(Dataset items)
::::::::
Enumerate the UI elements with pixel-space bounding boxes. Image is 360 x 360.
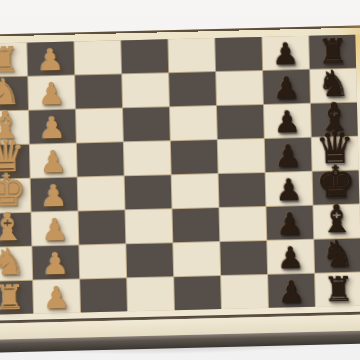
square-f3 — [79, 210, 126, 244]
square-a1: ♜ — [0, 43, 27, 77]
square-f8: ♝ — [313, 205, 360, 239]
white-pawn-piece: ♟ — [37, 45, 65, 76]
white-rook-piece: ♜ — [0, 280, 25, 315]
square-g5 — [173, 242, 220, 276]
square-d2: ♟ — [30, 144, 77, 178]
square-f4 — [126, 209, 173, 243]
square-g2: ♟ — [32, 245, 79, 279]
black-bishop-piece: ♝ — [319, 200, 354, 239]
square-f6 — [219, 207, 266, 241]
playing-squares: ♜♟♟♜♞♟♟♞♝♟♟♝♛♟♟♛♚♟♟♚♝♟♟♝♞♟♟♞♜♟♟♜ — [0, 35, 360, 315]
square-d6 — [218, 139, 265, 173]
square-c5 — [170, 106, 217, 140]
square-d4 — [124, 141, 171, 175]
black-pawn-piece: ♟ — [277, 243, 305, 274]
square-b6 — [216, 71, 263, 105]
square-g3 — [79, 244, 126, 278]
square-a3 — [74, 40, 121, 74]
square-b5 — [169, 72, 216, 106]
white-pawn-piece: ♟ — [43, 283, 71, 314]
board-inner: ♜♟♟♜♞♟♟♞♝♟♟♝♛♟♟♛♚♟♟♚♝♟♟♝♞♟♟♞♜♟♟♜ — [0, 34, 360, 314]
square-a5 — [168, 38, 215, 72]
square-c1: ♝ — [0, 111, 29, 145]
black-pawn-piece: ♟ — [276, 209, 304, 240]
square-e3 — [78, 176, 125, 210]
square-a2: ♟ — [27, 42, 74, 76]
square-c6 — [217, 105, 264, 139]
white-pawn-piece: ♟ — [39, 113, 67, 144]
black-pawn-piece: ♟ — [273, 73, 301, 104]
black-knight-piece: ♞ — [317, 66, 350, 103]
square-f1: ♝ — [0, 213, 31, 247]
square-c7: ♟ — [264, 104, 311, 138]
square-h5 — [174, 276, 221, 310]
square-c2: ♟ — [29, 110, 76, 144]
square-a7: ♟ — [262, 36, 309, 70]
square-d8: ♛ — [312, 137, 359, 171]
black-rook-piece: ♜ — [317, 34, 348, 69]
black-rook-piece: ♜ — [323, 272, 354, 307]
white-knight-piece: ♞ — [0, 244, 25, 281]
photo-scene: ♜♟♟♜♞♟♟♞♝♟♟♝♛♟♟♛♚♟♟♚♝♟♟♝♞♟♟♞♜♟♟♜ — [0, 0, 360, 360]
square-h3 — [80, 278, 127, 312]
square-f5 — [172, 208, 219, 242]
square-e8: ♚ — [313, 171, 360, 205]
square-b1: ♞ — [0, 77, 28, 111]
square-h8: ♜ — [315, 273, 360, 307]
black-pawn-piece: ♟ — [274, 141, 302, 172]
square-e7: ♟ — [266, 172, 313, 206]
black-knight-piece: ♞ — [321, 236, 354, 273]
square-h1: ♜ — [0, 281, 33, 315]
square-c4 — [123, 107, 170, 141]
square-a8: ♜ — [309, 35, 356, 69]
square-b4 — [122, 73, 169, 107]
chess-board: ♜♟♟♜♞♟♟♞♝♟♟♝♛♟♟♛♚♟♟♚♝♟♟♝♞♟♟♞♜♟♟♜ — [0, 25, 360, 352]
square-h2: ♟ — [33, 279, 80, 313]
square-a4 — [121, 39, 168, 73]
black-pawn-piece: ♟ — [278, 277, 306, 308]
square-b2: ♟ — [28, 76, 75, 110]
square-h4 — [127, 277, 174, 311]
square-h6 — [221, 275, 268, 309]
white-rook-piece: ♜ — [0, 42, 19, 77]
square-e1: ♚ — [0, 179, 31, 213]
square-f2: ♟ — [32, 211, 79, 245]
black-pawn-piece: ♟ — [274, 107, 302, 138]
square-c8: ♝ — [311, 103, 358, 137]
square-e4 — [125, 175, 172, 209]
square-h7: ♟ — [268, 274, 315, 308]
white-pawn-piece: ♟ — [38, 79, 66, 110]
square-b8: ♞ — [310, 69, 357, 103]
square-f7: ♟ — [266, 206, 313, 240]
white-pawn-piece: ♟ — [40, 181, 68, 212]
square-b3 — [75, 74, 122, 108]
white-bishop-piece: ♝ — [0, 208, 25, 247]
square-e2: ♟ — [31, 178, 78, 212]
square-e6 — [219, 173, 266, 207]
white-pawn-piece: ♟ — [42, 249, 70, 280]
black-pawn-piece: ♟ — [275, 175, 303, 206]
white-bishop-piece: ♝ — [0, 106, 23, 145]
square-g7: ♟ — [267, 240, 314, 274]
square-b7: ♟ — [263, 70, 310, 104]
square-d5 — [171, 140, 218, 174]
black-bishop-piece: ♝ — [317, 98, 352, 137]
square-d3 — [77, 142, 124, 176]
square-g4 — [126, 243, 173, 277]
square-c3 — [76, 108, 123, 142]
square-e5 — [172, 174, 219, 208]
square-d1: ♛ — [0, 145, 30, 179]
square-g8: ♞ — [314, 239, 360, 273]
square-g6 — [220, 241, 267, 275]
black-pawn-piece: ♟ — [272, 39, 300, 70]
square-g1: ♞ — [0, 247, 32, 281]
white-knight-piece: ♞ — [0, 74, 21, 111]
square-d7: ♟ — [265, 138, 312, 172]
white-pawn-piece: ♟ — [39, 147, 67, 178]
white-pawn-piece: ♟ — [41, 215, 69, 246]
square-a6 — [215, 37, 262, 71]
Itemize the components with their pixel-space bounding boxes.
::::::::
## WHAT THE TASK REQUIRES
Reproduce every line of the material above without any change, and leave out the pictures.

## RESPONSE TO THIS TASK
Enumerate the UI elements with pixel-space bounding boxes. Image is 360 x 360.
square-f3 — [79, 210, 126, 244]
square-a1: ♜ — [0, 43, 27, 77]
square-f8: ♝ — [313, 205, 360, 239]
white-pawn-piece: ♟ — [37, 45, 65, 76]
white-rook-piece: ♜ — [0, 280, 25, 315]
square-g5 — [173, 242, 220, 276]
square-d2: ♟ — [30, 144, 77, 178]
square-f4 — [126, 209, 173, 243]
square-g2: ♟ — [32, 245, 79, 279]
black-bishop-piece: ♝ — [319, 200, 354, 239]
square-f6 — [219, 207, 266, 241]
playing-squares: ♜♟♟♜♞♟♟♞♝♟♟♝♛♟♟♛♚♟♟♚♝♟♟♝♞♟♟♞♜♟♟♜ — [0, 35, 360, 315]
square-d6 — [218, 139, 265, 173]
square-c5 — [170, 106, 217, 140]
square-d4 — [124, 141, 171, 175]
black-pawn-piece: ♟ — [277, 243, 305, 274]
square-b6 — [216, 71, 263, 105]
square-g3 — [79, 244, 126, 278]
square-a3 — [74, 40, 121, 74]
square-b5 — [169, 72, 216, 106]
white-pawn-piece: ♟ — [43, 283, 71, 314]
board-inner: ♜♟♟♜♞♟♟♞♝♟♟♝♛♟♟♛♚♟♟♚♝♟♟♝♞♟♟♞♜♟♟♜ — [0, 34, 360, 314]
square-a5 — [168, 38, 215, 72]
square-c1: ♝ — [0, 111, 29, 145]
black-pawn-piece: ♟ — [276, 209, 304, 240]
square-e3 — [78, 176, 125, 210]
square-a2: ♟ — [27, 42, 74, 76]
square-c6 — [217, 105, 264, 139]
white-pawn-piece: ♟ — [39, 113, 67, 144]
black-pawn-piece: ♟ — [273, 73, 301, 104]
black-knight-piece: ♞ — [317, 66, 350, 103]
square-f1: ♝ — [0, 213, 31, 247]
square-c7: ♟ — [264, 104, 311, 138]
square-h5 — [174, 276, 221, 310]
square-c2: ♟ — [29, 110, 76, 144]
square-a7: ♟ — [262, 36, 309, 70]
square-d8: ♛ — [312, 137, 359, 171]
black-rook-piece: ♜ — [317, 34, 348, 69]
black-rook-piece: ♜ — [323, 272, 354, 307]
white-knight-piece: ♞ — [0, 244, 25, 281]
photo-scene: ♜♟♟♜♞♟♟♞♝♟♟♝♛♟♟♛♚♟♟♚♝♟♟♝♞♟♟♞♜♟♟♜ — [0, 0, 360, 360]
square-h3 — [80, 278, 127, 312]
square-f5 — [172, 208, 219, 242]
square-e8: ♚ — [313, 171, 360, 205]
square-b1: ♞ — [0, 77, 28, 111]
square-h8: ♜ — [315, 273, 360, 307]
black-pawn-piece: ♟ — [274, 141, 302, 172]
square-e7: ♟ — [266, 172, 313, 206]
black-knight-piece: ♞ — [321, 236, 354, 273]
square-h1: ♜ — [0, 281, 33, 315]
square-c4 — [123, 107, 170, 141]
square-a8: ♜ — [309, 35, 356, 69]
square-b4 — [122, 73, 169, 107]
chess-board: ♜♟♟♜♞♟♟♞♝♟♟♝♛♟♟♛♚♟♟♚♝♟♟♝♞♟♟♞♜♟♟♜ — [0, 25, 360, 352]
square-h2: ♟ — [33, 279, 80, 313]
square-a4 — [121, 39, 168, 73]
black-pawn-piece: ♟ — [278, 277, 306, 308]
square-b2: ♟ — [28, 76, 75, 110]
square-h4 — [127, 277, 174, 311]
square-h6 — [221, 275, 268, 309]
white-rook-piece: ♜ — [0, 42, 19, 77]
square-e1: ♚ — [0, 179, 31, 213]
square-f2: ♟ — [32, 211, 79, 245]
black-pawn-piece: ♟ — [274, 107, 302, 138]
square-c8: ♝ — [311, 103, 358, 137]
square-e4 — [125, 175, 172, 209]
square-h7: ♟ — [268, 274, 315, 308]
white-pawn-piece: ♟ — [38, 79, 66, 110]
square-b8: ♞ — [310, 69, 357, 103]
square-f7: ♟ — [266, 206, 313, 240]
white-pawn-piece: ♟ — [40, 181, 68, 212]
square-b3 — [75, 74, 122, 108]
white-bishop-piece: ♝ — [0, 208, 25, 247]
square-e2: ♟ — [31, 178, 78, 212]
square-e6 — [219, 173, 266, 207]
white-pawn-piece: ♟ — [42, 249, 70, 280]
black-pawn-piece: ♟ — [275, 175, 303, 206]
white-bishop-piece: ♝ — [0, 106, 23, 145]
square-g7: ♟ — [267, 240, 314, 274]
square-b7: ♟ — [263, 70, 310, 104]
square-d5 — [171, 140, 218, 174]
black-bishop-piece: ♝ — [317, 98, 352, 137]
square-d3 — [77, 142, 124, 176]
square-g4 — [126, 243, 173, 277]
square-c3 — [76, 108, 123, 142]
square-e5 — [172, 174, 219, 208]
square-d1: ♛ — [0, 145, 30, 179]
square-g8: ♞ — [314, 239, 360, 273]
square-g6 — [220, 241, 267, 275]
black-pawn-piece: ♟ — [272, 39, 300, 70]
square-g1: ♞ — [0, 247, 32, 281]
white-knight-piece: ♞ — [0, 74, 21, 111]
square-d7: ♟ — [265, 138, 312, 172]
white-pawn-piece: ♟ — [39, 147, 67, 178]
white-pawn-piece: ♟ — [41, 215, 69, 246]
square-a6 — [215, 37, 262, 71]
Itemize the components with their pixel-space bounding boxes.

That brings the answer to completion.